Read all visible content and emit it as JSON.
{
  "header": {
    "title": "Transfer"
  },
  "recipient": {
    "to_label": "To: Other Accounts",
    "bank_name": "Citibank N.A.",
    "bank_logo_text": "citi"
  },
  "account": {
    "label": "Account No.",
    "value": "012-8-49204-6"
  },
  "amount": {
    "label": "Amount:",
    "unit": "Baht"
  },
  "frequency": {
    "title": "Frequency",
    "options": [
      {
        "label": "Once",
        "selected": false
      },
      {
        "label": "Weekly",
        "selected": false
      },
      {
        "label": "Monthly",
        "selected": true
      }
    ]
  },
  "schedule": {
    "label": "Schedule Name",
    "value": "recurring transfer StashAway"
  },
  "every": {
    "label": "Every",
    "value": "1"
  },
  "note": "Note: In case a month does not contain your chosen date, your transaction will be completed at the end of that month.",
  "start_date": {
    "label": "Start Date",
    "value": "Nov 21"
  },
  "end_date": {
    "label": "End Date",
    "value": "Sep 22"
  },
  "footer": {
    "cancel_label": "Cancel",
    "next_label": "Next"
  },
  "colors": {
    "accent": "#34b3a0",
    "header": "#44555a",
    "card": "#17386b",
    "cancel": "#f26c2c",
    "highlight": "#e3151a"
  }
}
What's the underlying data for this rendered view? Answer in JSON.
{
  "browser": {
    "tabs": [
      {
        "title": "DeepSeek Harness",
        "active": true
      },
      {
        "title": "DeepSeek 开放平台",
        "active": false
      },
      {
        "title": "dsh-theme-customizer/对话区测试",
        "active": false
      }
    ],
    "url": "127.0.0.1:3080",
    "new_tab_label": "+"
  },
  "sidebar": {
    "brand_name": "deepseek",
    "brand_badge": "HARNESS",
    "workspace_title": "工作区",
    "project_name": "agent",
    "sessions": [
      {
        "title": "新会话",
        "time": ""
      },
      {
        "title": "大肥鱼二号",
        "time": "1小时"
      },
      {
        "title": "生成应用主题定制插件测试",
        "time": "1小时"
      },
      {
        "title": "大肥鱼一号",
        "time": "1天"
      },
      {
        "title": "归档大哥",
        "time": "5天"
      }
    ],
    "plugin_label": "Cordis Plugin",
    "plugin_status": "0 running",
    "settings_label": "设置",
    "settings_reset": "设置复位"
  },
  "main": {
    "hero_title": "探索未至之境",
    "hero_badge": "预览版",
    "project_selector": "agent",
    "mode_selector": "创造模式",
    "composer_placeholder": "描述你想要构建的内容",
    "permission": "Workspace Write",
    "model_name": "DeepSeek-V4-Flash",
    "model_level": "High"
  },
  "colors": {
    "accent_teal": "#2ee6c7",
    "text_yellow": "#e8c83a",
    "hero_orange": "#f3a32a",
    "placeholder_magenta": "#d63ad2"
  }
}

TASK PROMPT → Copy every record exactly as presented.

ANSWER TO THE PROBLEM →
Read all visible content and emit it as JSON.
{
  "header": {
    "title": "Transfer"
  },
  "recipient": {
    "to_label": "To: Other Accounts",
    "bank_name": "Citibank N.A.",
    "bank_logo_text": "citi"
  },
  "account": {
    "label": "Account No.",
    "value": "012-8-49204-6"
  },
  "amount": {
    "label": "Amount:",
    "unit": "Baht"
  },
  "frequency": {
    "title": "Frequency",
    "options": [
      {
        "label": "Once",
        "selected": false
      },
      {
        "label": "Weekly",
        "selected": false
      },
      {
        "label": "Monthly",
        "selected": true
      }
    ]
  },
  "schedule": {
    "label": "Schedule Name",
    "value": "recurring transfer StashAway"
  },
  "every": {
    "label": "Every",
    "value": "1"
  },
  "note": "Note: In case a month does not contain your chosen date, your transaction will be completed at the end of that month.",
  "start_date": {
    "label": "Start Date",
    "value": "Nov 21"
  },
  "end_date": {
    "label": "End Date",
    "value": "Sep 22"
  },
  "footer": {
    "cancel_label": "Cancel",
    "next_label": "Next"
  },
  "colors": {
    "accent": "#34b3a0",
    "header": "#44555a",
    "card": "#17386b",
    "cancel": "#f26c2c",
    "highlight": "#e3151a"
  }
}
What's the underlying data for this rendered view? Answer in JSON.
{
  "browser": {
    "tabs": [
      {
        "title": "DeepSeek Harness",
        "active": true
      },
      {
        "title": "DeepSeek 开放平台",
        "active": false
      },
      {
        "title": "dsh-theme-customizer/对话区测试",
        "active": false
      }
    ],
    "url": "127.0.0.1:3080",
    "new_tab_label": "+"
  },
  "sidebar": {
    "brand_name": "deepseek",
    "brand_badge": "HARNESS",
    "workspace_title": "工作区",
    "project_name": "agent",
    "sessions": [
      {
        "title": "新会话",
        "time": ""
      },
      {
        "title": "大肥鱼二号",
        "time": "1小时"
      },
      {
        "title": "生成应用主题定制插件测试",
        "time": "1小时"
      },
      {
        "title": "大肥鱼一号",
        "time": "1天"
      },
      {
        "title": "归档大哥",
        "time": "5天"
      }
    ],
    "plugin_label": "Cordis Plugin",
    "plugin_status": "0 running",
    "settings_label": "设置",
    "settings_reset": "设置复位"
  },
  "main": {
    "hero_title": "探索未至之境",
    "hero_badge": "预览版",
    "project_selector": "agent",
    "mode_selector": "创造模式",
    "composer_placeholder": "描述你想要构建的内容",
    "permission": "Workspace Write",
    "model_name": "DeepSeek-V4-Flash",
    "model_level": "High"
  },
  "colors": {
    "accent_teal": "#2ee6c7",
    "text_yellow": "#e8c83a",
    "hero_orange": "#f3a32a",
    "placeholder_magenta": "#d63ad2"
  }
}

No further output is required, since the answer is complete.